## [PROBLEM REQUIREMENTS]
Write out the material exactly. Do not include the pictures.

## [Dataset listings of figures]
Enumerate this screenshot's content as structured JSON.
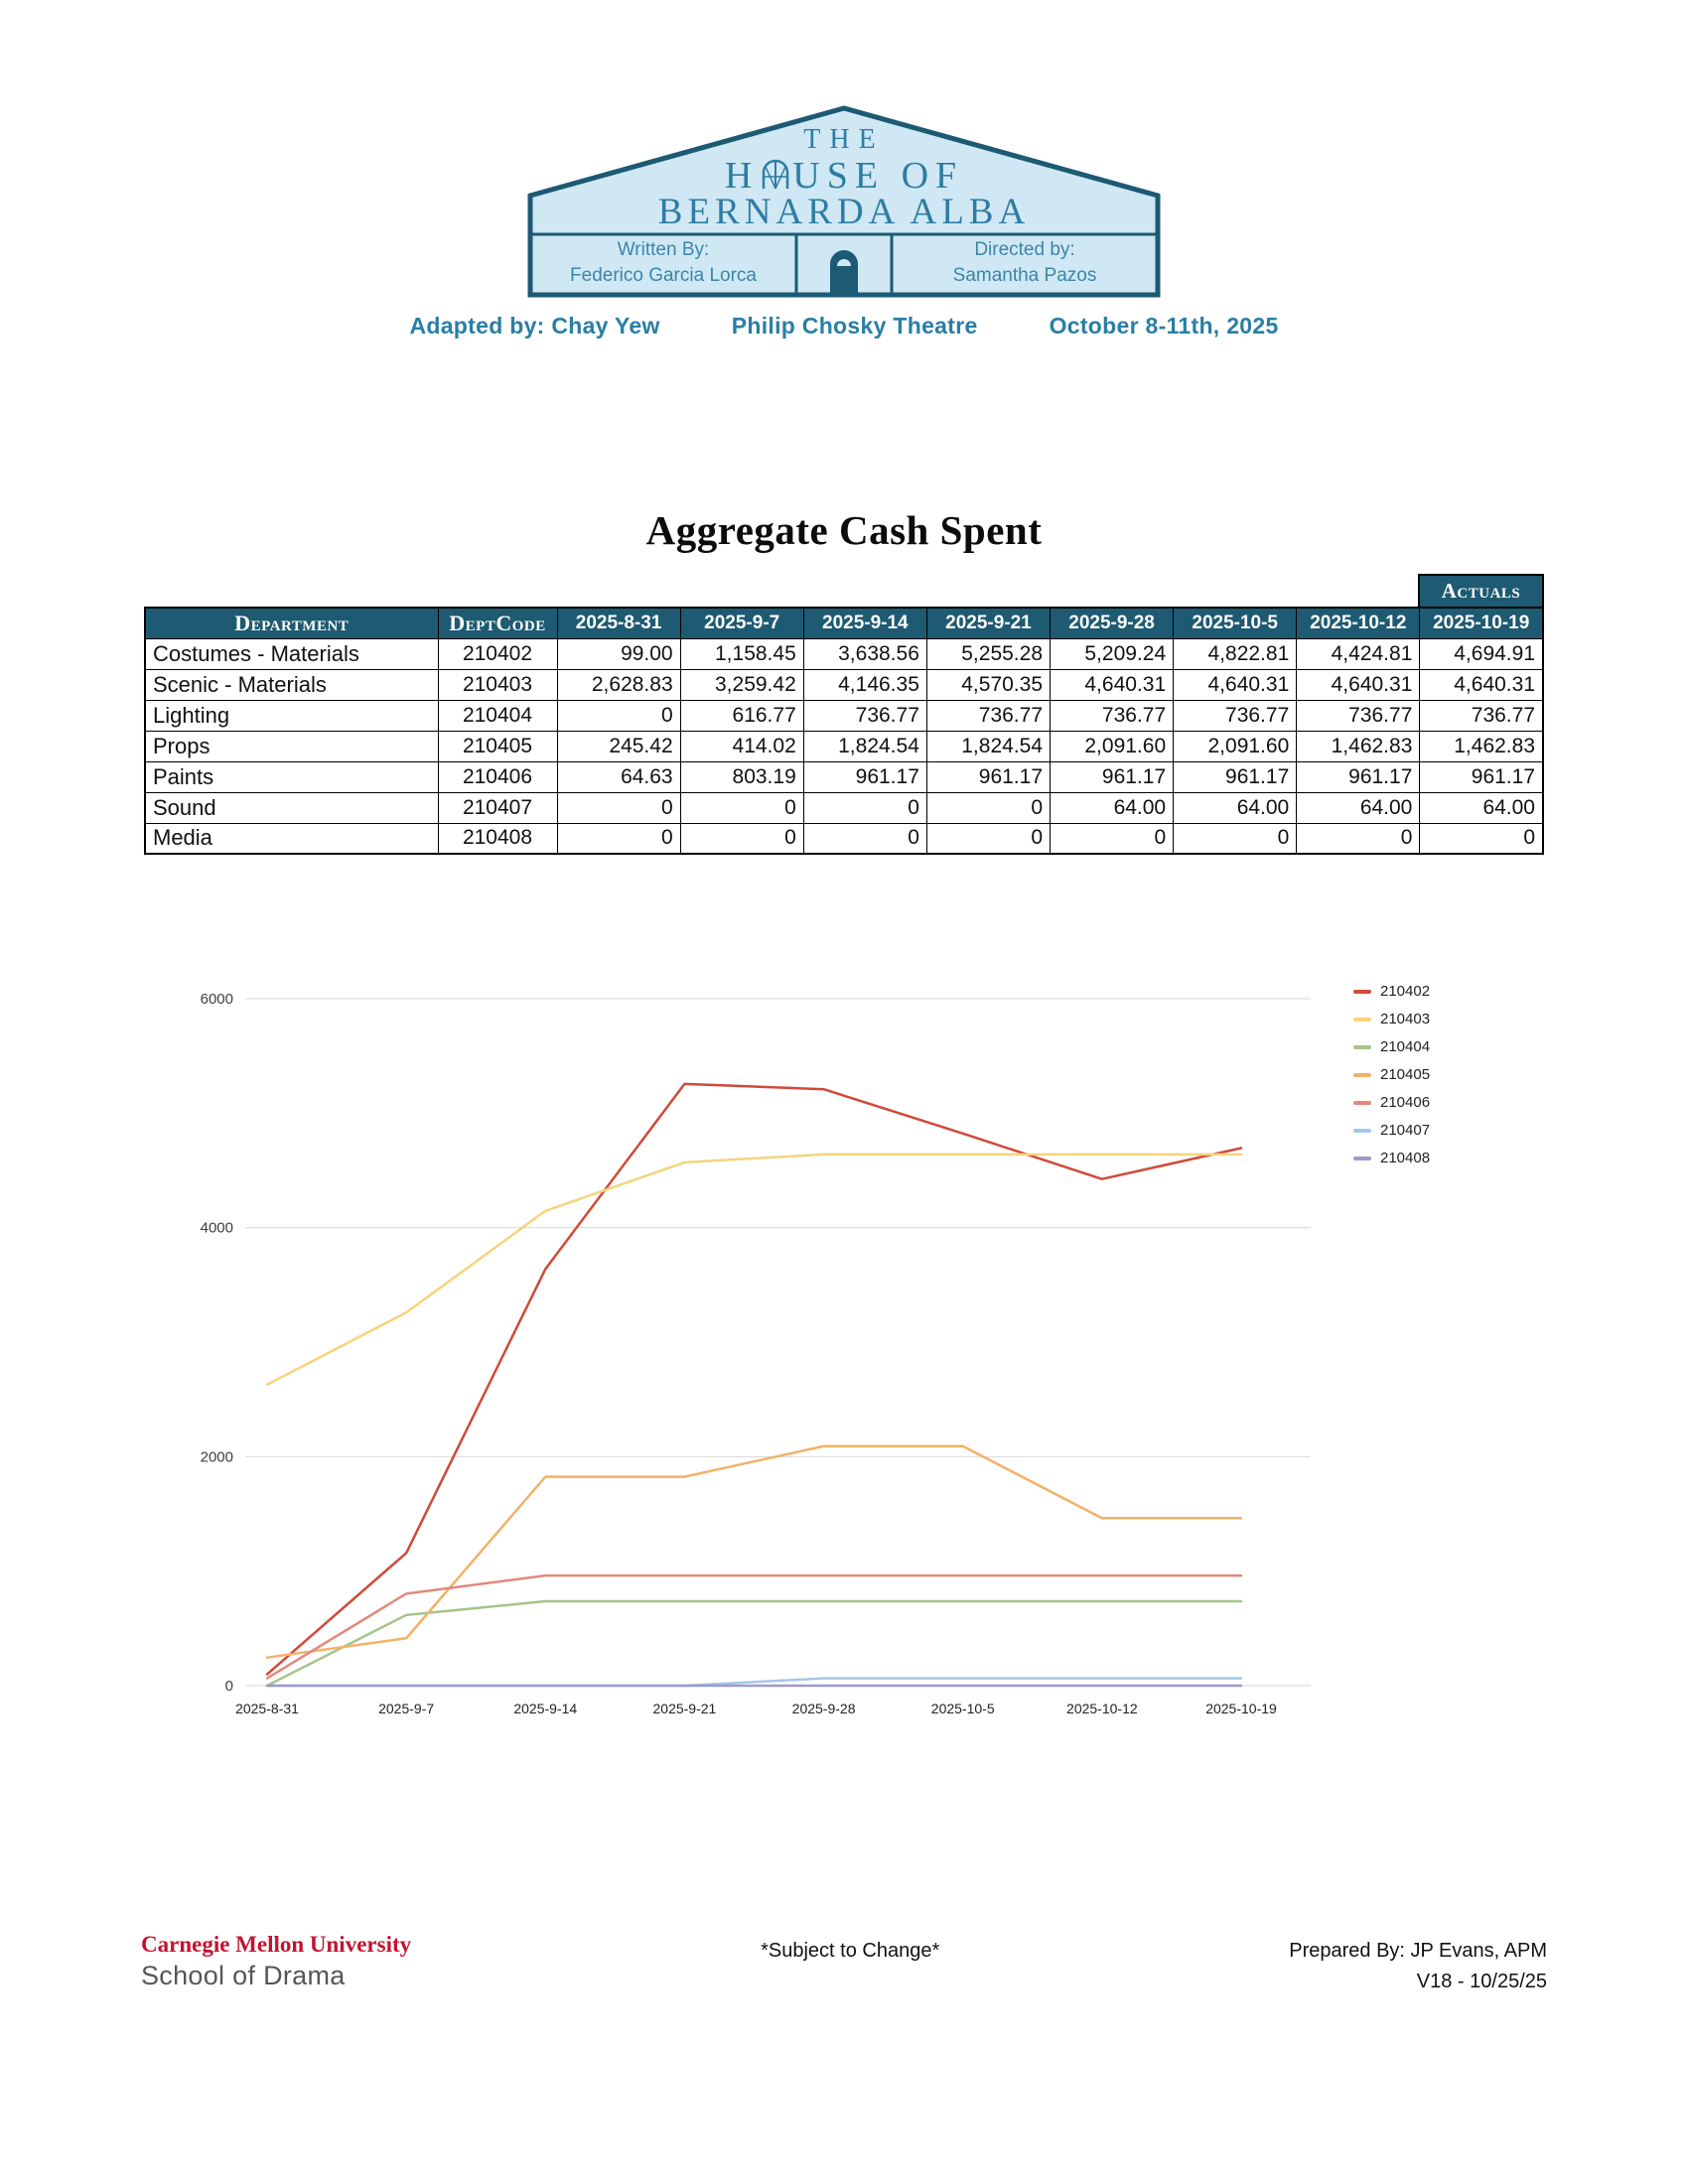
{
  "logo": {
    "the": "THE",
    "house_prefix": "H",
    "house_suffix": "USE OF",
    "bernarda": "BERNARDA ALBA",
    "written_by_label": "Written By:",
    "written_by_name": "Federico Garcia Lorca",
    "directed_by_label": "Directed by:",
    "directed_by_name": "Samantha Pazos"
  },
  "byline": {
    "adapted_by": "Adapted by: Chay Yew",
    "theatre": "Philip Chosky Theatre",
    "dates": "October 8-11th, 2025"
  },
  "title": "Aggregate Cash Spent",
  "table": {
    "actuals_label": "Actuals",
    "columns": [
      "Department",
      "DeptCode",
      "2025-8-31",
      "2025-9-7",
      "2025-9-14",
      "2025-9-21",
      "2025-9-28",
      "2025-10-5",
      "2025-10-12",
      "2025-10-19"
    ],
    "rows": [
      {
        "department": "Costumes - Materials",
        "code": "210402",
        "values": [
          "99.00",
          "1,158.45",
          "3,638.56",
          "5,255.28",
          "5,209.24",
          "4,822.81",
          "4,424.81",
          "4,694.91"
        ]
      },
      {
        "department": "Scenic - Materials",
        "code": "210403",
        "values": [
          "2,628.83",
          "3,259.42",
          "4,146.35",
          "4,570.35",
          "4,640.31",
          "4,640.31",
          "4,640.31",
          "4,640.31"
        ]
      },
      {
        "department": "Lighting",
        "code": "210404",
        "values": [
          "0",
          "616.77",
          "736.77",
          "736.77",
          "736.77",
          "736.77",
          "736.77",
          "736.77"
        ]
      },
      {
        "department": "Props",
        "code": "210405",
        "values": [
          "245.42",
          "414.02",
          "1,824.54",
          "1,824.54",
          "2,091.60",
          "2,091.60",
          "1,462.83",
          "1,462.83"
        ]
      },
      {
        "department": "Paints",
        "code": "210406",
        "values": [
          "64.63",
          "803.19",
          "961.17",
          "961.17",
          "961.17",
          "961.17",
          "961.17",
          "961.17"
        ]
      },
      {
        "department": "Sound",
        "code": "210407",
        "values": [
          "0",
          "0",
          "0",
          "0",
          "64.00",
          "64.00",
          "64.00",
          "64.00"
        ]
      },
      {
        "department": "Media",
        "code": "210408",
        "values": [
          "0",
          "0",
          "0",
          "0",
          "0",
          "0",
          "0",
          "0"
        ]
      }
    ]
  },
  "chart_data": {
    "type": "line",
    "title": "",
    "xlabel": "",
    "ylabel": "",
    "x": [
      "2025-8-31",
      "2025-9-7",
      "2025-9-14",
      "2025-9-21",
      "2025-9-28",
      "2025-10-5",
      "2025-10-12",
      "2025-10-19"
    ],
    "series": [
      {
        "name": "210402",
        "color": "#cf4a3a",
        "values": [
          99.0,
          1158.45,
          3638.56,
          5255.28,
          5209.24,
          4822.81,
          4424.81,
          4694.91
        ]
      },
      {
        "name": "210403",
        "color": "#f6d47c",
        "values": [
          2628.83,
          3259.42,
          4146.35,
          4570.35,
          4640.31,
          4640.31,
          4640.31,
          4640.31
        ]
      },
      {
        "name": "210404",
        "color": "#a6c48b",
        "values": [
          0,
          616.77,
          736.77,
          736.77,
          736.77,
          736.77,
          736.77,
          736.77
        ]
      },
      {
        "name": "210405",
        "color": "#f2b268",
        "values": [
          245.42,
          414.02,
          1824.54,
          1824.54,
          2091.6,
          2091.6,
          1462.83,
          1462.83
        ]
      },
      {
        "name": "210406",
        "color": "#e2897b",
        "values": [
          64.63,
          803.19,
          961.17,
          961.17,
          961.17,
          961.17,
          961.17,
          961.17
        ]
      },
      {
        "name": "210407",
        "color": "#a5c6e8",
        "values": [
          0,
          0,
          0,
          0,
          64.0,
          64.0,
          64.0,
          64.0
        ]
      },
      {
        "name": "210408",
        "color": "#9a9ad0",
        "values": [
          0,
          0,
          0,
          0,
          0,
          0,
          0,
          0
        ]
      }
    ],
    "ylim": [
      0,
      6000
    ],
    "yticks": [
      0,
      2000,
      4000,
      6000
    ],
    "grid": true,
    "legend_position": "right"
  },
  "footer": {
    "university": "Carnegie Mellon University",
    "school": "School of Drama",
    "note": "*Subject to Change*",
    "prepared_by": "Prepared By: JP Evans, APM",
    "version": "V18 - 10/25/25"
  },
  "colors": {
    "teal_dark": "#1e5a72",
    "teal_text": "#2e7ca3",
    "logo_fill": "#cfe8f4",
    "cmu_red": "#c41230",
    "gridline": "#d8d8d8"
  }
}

## [FULL RESPONSE]
Enumerate this screenshot's content as structured JSON.
{
  "logo": {
    "the": "THE",
    "house_prefix": "H",
    "house_suffix": "USE OF",
    "bernarda": "BERNARDA ALBA",
    "written_by_label": "Written By:",
    "written_by_name": "Federico Garcia Lorca",
    "directed_by_label": "Directed by:",
    "directed_by_name": "Samantha Pazos"
  },
  "byline": {
    "adapted_by": "Adapted by: Chay Yew",
    "theatre": "Philip Chosky Theatre",
    "dates": "October 8-11th, 2025"
  },
  "title": "Aggregate Cash Spent",
  "table": {
    "actuals_label": "Actuals",
    "columns": [
      "Department",
      "DeptCode",
      "2025-8-31",
      "2025-9-7",
      "2025-9-14",
      "2025-9-21",
      "2025-9-28",
      "2025-10-5",
      "2025-10-12",
      "2025-10-19"
    ],
    "rows": [
      {
        "department": "Costumes - Materials",
        "code": "210402",
        "values": [
          "99.00",
          "1,158.45",
          "3,638.56",
          "5,255.28",
          "5,209.24",
          "4,822.81",
          "4,424.81",
          "4,694.91"
        ]
      },
      {
        "department": "Scenic - Materials",
        "code": "210403",
        "values": [
          "2,628.83",
          "3,259.42",
          "4,146.35",
          "4,570.35",
          "4,640.31",
          "4,640.31",
          "4,640.31",
          "4,640.31"
        ]
      },
      {
        "department": "Lighting",
        "code": "210404",
        "values": [
          "0",
          "616.77",
          "736.77",
          "736.77",
          "736.77",
          "736.77",
          "736.77",
          "736.77"
        ]
      },
      {
        "department": "Props",
        "code": "210405",
        "values": [
          "245.42",
          "414.02",
          "1,824.54",
          "1,824.54",
          "2,091.60",
          "2,091.60",
          "1,462.83",
          "1,462.83"
        ]
      },
      {
        "department": "Paints",
        "code": "210406",
        "values": [
          "64.63",
          "803.19",
          "961.17",
          "961.17",
          "961.17",
          "961.17",
          "961.17",
          "961.17"
        ]
      },
      {
        "department": "Sound",
        "code": "210407",
        "values": [
          "0",
          "0",
          "0",
          "0",
          "64.00",
          "64.00",
          "64.00",
          "64.00"
        ]
      },
      {
        "department": "Media",
        "code": "210408",
        "values": [
          "0",
          "0",
          "0",
          "0",
          "0",
          "0",
          "0",
          "0"
        ]
      }
    ]
  },
  "chart_data": {
    "type": "line",
    "title": "",
    "xlabel": "",
    "ylabel": "",
    "x": [
      "2025-8-31",
      "2025-9-7",
      "2025-9-14",
      "2025-9-21",
      "2025-9-28",
      "2025-10-5",
      "2025-10-12",
      "2025-10-19"
    ],
    "series": [
      {
        "name": "210402",
        "color": "#cf4a3a",
        "values": [
          99.0,
          1158.45,
          3638.56,
          5255.28,
          5209.24,
          4822.81,
          4424.81,
          4694.91
        ]
      },
      {
        "name": "210403",
        "color": "#f6d47c",
        "values": [
          2628.83,
          3259.42,
          4146.35,
          4570.35,
          4640.31,
          4640.31,
          4640.31,
          4640.31
        ]
      },
      {
        "name": "210404",
        "color": "#a6c48b",
        "values": [
          0,
          616.77,
          736.77,
          736.77,
          736.77,
          736.77,
          736.77,
          736.77
        ]
      },
      {
        "name": "210405",
        "color": "#f2b268",
        "values": [
          245.42,
          414.02,
          1824.54,
          1824.54,
          2091.6,
          2091.6,
          1462.83,
          1462.83
        ]
      },
      {
        "name": "210406",
        "color": "#e2897b",
        "values": [
          64.63,
          803.19,
          961.17,
          961.17,
          961.17,
          961.17,
          961.17,
          961.17
        ]
      },
      {
        "name": "210407",
        "color": "#a5c6e8",
        "values": [
          0,
          0,
          0,
          0,
          64.0,
          64.0,
          64.0,
          64.0
        ]
      },
      {
        "name": "210408",
        "color": "#9a9ad0",
        "values": [
          0,
          0,
          0,
          0,
          0,
          0,
          0,
          0
        ]
      }
    ],
    "ylim": [
      0,
      6000
    ],
    "yticks": [
      0,
      2000,
      4000,
      6000
    ],
    "grid": true,
    "legend_position": "right"
  },
  "footer": {
    "university": "Carnegie Mellon University",
    "school": "School of Drama",
    "note": "*Subject to Change*",
    "prepared_by": "Prepared By: JP Evans, APM",
    "version": "V18 - 10/25/25"
  },
  "colors": {
    "teal_dark": "#1e5a72",
    "teal_text": "#2e7ca3",
    "logo_fill": "#cfe8f4",
    "cmu_red": "#c41230",
    "gridline": "#d8d8d8"
  }
}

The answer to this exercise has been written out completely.